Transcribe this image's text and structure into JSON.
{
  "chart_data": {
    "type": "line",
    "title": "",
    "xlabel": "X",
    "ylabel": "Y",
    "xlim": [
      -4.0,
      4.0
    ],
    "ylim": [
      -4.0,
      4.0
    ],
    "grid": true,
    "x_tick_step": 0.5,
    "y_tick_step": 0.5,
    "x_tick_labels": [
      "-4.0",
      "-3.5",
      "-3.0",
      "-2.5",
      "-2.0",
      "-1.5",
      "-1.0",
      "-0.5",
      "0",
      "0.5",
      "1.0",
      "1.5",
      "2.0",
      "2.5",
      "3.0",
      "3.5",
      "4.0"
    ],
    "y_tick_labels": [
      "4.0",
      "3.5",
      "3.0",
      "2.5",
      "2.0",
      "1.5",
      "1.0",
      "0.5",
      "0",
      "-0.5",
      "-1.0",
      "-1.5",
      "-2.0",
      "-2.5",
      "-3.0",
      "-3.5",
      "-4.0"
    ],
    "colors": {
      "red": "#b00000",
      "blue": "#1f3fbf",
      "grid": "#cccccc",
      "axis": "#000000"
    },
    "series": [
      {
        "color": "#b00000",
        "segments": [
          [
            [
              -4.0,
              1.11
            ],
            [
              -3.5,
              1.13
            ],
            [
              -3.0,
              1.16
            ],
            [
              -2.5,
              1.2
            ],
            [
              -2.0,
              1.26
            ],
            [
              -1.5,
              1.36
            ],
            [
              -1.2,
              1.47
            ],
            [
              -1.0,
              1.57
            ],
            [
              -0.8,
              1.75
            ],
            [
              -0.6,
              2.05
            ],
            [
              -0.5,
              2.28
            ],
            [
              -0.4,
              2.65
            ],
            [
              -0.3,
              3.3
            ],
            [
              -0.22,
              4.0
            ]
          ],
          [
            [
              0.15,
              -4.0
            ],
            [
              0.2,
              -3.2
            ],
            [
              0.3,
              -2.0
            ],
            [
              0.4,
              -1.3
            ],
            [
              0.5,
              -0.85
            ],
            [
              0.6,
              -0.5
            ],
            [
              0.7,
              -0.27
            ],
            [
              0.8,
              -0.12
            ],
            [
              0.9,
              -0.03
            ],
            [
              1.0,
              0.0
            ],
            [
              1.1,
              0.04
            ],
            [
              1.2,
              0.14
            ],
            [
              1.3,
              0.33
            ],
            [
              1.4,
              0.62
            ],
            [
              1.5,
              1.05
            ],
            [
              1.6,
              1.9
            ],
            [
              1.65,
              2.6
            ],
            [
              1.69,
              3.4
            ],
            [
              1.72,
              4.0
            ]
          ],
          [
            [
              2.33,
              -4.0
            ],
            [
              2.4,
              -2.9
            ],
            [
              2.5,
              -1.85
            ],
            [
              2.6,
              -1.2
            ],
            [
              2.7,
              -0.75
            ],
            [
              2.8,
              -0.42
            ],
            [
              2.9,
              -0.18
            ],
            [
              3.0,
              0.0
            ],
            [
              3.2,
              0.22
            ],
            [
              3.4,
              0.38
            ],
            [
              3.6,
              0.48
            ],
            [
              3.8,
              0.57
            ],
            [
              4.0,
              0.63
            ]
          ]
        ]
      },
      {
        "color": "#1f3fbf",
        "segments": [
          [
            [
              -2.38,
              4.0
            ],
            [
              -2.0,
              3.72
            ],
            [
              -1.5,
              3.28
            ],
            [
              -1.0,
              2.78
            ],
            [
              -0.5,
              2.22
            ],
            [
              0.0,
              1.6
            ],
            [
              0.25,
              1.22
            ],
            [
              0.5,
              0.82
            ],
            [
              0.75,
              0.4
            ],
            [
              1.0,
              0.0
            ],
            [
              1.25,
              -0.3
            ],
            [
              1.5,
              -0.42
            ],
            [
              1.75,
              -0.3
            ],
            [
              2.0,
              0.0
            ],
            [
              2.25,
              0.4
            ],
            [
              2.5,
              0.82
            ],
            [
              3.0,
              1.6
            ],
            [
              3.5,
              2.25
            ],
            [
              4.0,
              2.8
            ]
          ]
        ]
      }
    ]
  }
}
※
| Instruction |
All of the records must be retyped exactly as they are.

| Solution for this task |
Transcribe this image's text and structure into JSON.
{
  "chart_data": {
    "type": "line",
    "title": "",
    "xlabel": "X",
    "ylabel": "Y",
    "xlim": [
      -4.0,
      4.0
    ],
    "ylim": [
      -4.0,
      4.0
    ],
    "grid": true,
    "x_tick_step": 0.5,
    "y_tick_step": 0.5,
    "x_tick_labels": [
      "-4.0",
      "-3.5",
      "-3.0",
      "-2.5",
      "-2.0",
      "-1.5",
      "-1.0",
      "-0.5",
      "0",
      "0.5",
      "1.0",
      "1.5",
      "2.0",
      "2.5",
      "3.0",
      "3.5",
      "4.0"
    ],
    "y_tick_labels": [
      "4.0",
      "3.5",
      "3.0",
      "2.5",
      "2.0",
      "1.5",
      "1.0",
      "0.5",
      "0",
      "-0.5",
      "-1.0",
      "-1.5",
      "-2.0",
      "-2.5",
      "-3.0",
      "-3.5",
      "-4.0"
    ],
    "colors": {
      "red": "#b00000",
      "blue": "#1f3fbf",
      "grid": "#cccccc",
      "axis": "#000000"
    },
    "series": [
      {
        "color": "#b00000",
        "segments": [
          [
            [
              -4.0,
              1.11
            ],
            [
              -3.5,
              1.13
            ],
            [
              -3.0,
              1.16
            ],
            [
              -2.5,
              1.2
            ],
            [
              -2.0,
              1.26
            ],
            [
              -1.5,
              1.36
            ],
            [
              -1.2,
              1.47
            ],
            [
              -1.0,
              1.57
            ],
            [
              -0.8,
              1.75
            ],
            [
              -0.6,
              2.05
            ],
            [
              -0.5,
              2.28
            ],
            [
              -0.4,
              2.65
            ],
            [
              -0.3,
              3.3
            ],
            [
              -0.22,
              4.0
            ]
          ],
          [
            [
              0.15,
              -4.0
            ],
            [
              0.2,
              -3.2
            ],
            [
              0.3,
              -2.0
            ],
            [
              0.4,
              -1.3
            ],
            [
              0.5,
              -0.85
            ],
            [
              0.6,
              -0.5
            ],
            [
              0.7,
              -0.27
            ],
            [
              0.8,
              -0.12
            ],
            [
              0.9,
              -0.03
            ],
            [
              1.0,
              0.0
            ],
            [
              1.1,
              0.04
            ],
            [
              1.2,
              0.14
            ],
            [
              1.3,
              0.33
            ],
            [
              1.4,
              0.62
            ],
            [
              1.5,
              1.05
            ],
            [
              1.6,
              1.9
            ],
            [
              1.65,
              2.6
            ],
            [
              1.69,
              3.4
            ],
            [
              1.72,
              4.0
            ]
          ],
          [
            [
              2.33,
              -4.0
            ],
            [
              2.4,
              -2.9
            ],
            [
              2.5,
              -1.85
            ],
            [
              2.6,
              -1.2
            ],
            [
              2.7,
              -0.75
            ],
            [
              2.8,
              -0.42
            ],
            [
              2.9,
              -0.18
            ],
            [
              3.0,
              0.0
            ],
            [
              3.2,
              0.22
            ],
            [
              3.4,
              0.38
            ],
            [
              3.6,
              0.48
            ],
            [
              3.8,
              0.57
            ],
            [
              4.0,
              0.63
            ]
          ]
        ]
      },
      {
        "color": "#1f3fbf",
        "segments": [
          [
            [
              -2.38,
              4.0
            ],
            [
              -2.0,
              3.72
            ],
            [
              -1.5,
              3.28
            ],
            [
              -1.0,
              2.78
            ],
            [
              -0.5,
              2.22
            ],
            [
              0.0,
              1.6
            ],
            [
              0.25,
              1.22
            ],
            [
              0.5,
              0.82
            ],
            [
              0.75,
              0.4
            ],
            [
              1.0,
              0.0
            ],
            [
              1.25,
              -0.3
            ],
            [
              1.5,
              -0.42
            ],
            [
              1.75,
              -0.3
            ],
            [
              2.0,
              0.0
            ],
            [
              2.25,
              0.4
            ],
            [
              2.5,
              0.82
            ],
            [
              3.0,
              1.6
            ],
            [
              3.5,
              2.25
            ],
            [
              4.0,
              2.8
            ]
          ]
        ]
      }
    ]
  }
}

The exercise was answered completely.